* Goal of the exercise
Below are records; reproduce exactly the lines from the one containing "What does this" through the end, both included, and only those.

* Records to use
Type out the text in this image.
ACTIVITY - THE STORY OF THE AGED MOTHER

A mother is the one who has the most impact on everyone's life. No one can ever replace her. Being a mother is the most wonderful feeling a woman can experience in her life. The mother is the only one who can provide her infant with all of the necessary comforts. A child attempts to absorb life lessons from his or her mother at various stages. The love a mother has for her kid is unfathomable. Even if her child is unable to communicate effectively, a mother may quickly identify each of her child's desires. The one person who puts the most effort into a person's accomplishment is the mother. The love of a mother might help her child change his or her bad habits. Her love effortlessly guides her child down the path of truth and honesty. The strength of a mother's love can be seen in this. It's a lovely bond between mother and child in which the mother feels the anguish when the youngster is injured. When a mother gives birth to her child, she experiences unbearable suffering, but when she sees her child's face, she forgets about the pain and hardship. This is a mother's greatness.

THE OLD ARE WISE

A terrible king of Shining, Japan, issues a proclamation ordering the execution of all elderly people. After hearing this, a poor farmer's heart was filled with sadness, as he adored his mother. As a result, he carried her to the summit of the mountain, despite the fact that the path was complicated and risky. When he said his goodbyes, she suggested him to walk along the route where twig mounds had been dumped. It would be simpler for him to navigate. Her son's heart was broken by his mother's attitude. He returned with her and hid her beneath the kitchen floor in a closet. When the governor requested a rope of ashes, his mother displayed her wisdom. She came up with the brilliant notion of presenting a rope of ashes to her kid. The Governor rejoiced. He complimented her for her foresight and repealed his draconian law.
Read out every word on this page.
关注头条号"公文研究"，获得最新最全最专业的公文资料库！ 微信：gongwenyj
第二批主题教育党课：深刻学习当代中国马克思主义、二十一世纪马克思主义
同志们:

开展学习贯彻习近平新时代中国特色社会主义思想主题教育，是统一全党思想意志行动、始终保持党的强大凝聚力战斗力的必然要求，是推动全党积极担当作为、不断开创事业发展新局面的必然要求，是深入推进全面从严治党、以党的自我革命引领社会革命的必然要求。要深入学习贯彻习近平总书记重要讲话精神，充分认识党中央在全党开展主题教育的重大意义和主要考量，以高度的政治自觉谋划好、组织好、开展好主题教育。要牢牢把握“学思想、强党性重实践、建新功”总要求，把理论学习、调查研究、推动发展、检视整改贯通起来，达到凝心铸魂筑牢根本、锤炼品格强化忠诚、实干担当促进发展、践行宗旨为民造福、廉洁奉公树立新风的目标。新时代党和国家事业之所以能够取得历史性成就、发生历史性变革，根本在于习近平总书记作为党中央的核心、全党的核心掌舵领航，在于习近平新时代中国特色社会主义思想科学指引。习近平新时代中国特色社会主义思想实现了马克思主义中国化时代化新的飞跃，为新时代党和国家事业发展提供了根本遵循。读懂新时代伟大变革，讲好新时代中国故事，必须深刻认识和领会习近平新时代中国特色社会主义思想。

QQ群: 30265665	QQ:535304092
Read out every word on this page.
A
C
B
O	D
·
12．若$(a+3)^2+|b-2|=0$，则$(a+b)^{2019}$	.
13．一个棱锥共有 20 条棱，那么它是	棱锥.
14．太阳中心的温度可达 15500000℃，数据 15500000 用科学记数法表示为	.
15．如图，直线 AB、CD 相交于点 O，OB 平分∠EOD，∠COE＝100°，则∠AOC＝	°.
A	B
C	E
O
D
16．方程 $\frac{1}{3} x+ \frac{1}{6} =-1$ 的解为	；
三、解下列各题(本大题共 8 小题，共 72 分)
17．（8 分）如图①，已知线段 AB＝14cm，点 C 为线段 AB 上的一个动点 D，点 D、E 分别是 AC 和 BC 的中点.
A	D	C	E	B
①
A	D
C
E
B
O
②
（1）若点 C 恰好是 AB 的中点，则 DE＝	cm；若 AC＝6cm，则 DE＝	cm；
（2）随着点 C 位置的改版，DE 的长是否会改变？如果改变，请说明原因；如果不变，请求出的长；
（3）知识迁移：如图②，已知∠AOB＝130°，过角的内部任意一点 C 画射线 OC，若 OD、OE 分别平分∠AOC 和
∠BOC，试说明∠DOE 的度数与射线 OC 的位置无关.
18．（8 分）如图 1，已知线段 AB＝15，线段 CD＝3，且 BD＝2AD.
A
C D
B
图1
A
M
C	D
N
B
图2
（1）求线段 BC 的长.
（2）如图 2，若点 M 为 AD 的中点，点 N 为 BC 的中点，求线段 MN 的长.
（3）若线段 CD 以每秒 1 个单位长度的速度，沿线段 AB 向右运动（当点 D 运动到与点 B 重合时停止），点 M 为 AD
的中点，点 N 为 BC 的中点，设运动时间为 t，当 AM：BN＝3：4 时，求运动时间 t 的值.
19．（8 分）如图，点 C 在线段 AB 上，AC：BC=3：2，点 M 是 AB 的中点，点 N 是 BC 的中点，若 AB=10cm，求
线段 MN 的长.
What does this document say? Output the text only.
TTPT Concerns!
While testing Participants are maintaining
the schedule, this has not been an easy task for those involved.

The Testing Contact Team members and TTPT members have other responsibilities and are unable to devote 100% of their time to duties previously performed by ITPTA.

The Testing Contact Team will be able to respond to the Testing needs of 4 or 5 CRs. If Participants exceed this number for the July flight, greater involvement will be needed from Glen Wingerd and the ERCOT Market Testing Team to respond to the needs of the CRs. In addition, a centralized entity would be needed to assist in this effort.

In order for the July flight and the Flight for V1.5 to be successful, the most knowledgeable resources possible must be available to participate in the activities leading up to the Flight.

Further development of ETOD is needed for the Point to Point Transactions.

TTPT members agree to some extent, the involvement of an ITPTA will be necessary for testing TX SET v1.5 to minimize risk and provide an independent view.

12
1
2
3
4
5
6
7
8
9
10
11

* Full answer
What does this document say? Output the text only.
TTPT Concerns!
While testing Participants are maintaining
the schedule, this has not been an easy task for those involved.

The Testing Contact Team members and TTPT members have other responsibilities and are unable to devote 100% of their time to duties previously performed by ITPTA.

The Testing Contact Team will be able to respond to the Testing needs of 4 or 5 CRs. If Participants exceed this number for the July flight, greater involvement will be needed from Glen Wingerd and the ERCOT Market Testing Team to respond to the needs of the CRs. In addition, a centralized entity would be needed to assist in this effort.

In order for the July flight and the Flight for V1.5 to be successful, the most knowledgeable resources possible must be available to participate in the activities leading up to the Flight.

Further development of ETOD is needed for the Point to Point Transactions.

TTPT members agree to some extent, the involvement of an ITPTA will be necessary for testing TX SET v1.5 to minimize risk and provide an independent view.

12
1
2
3
4
5
6
7
8
9
10
11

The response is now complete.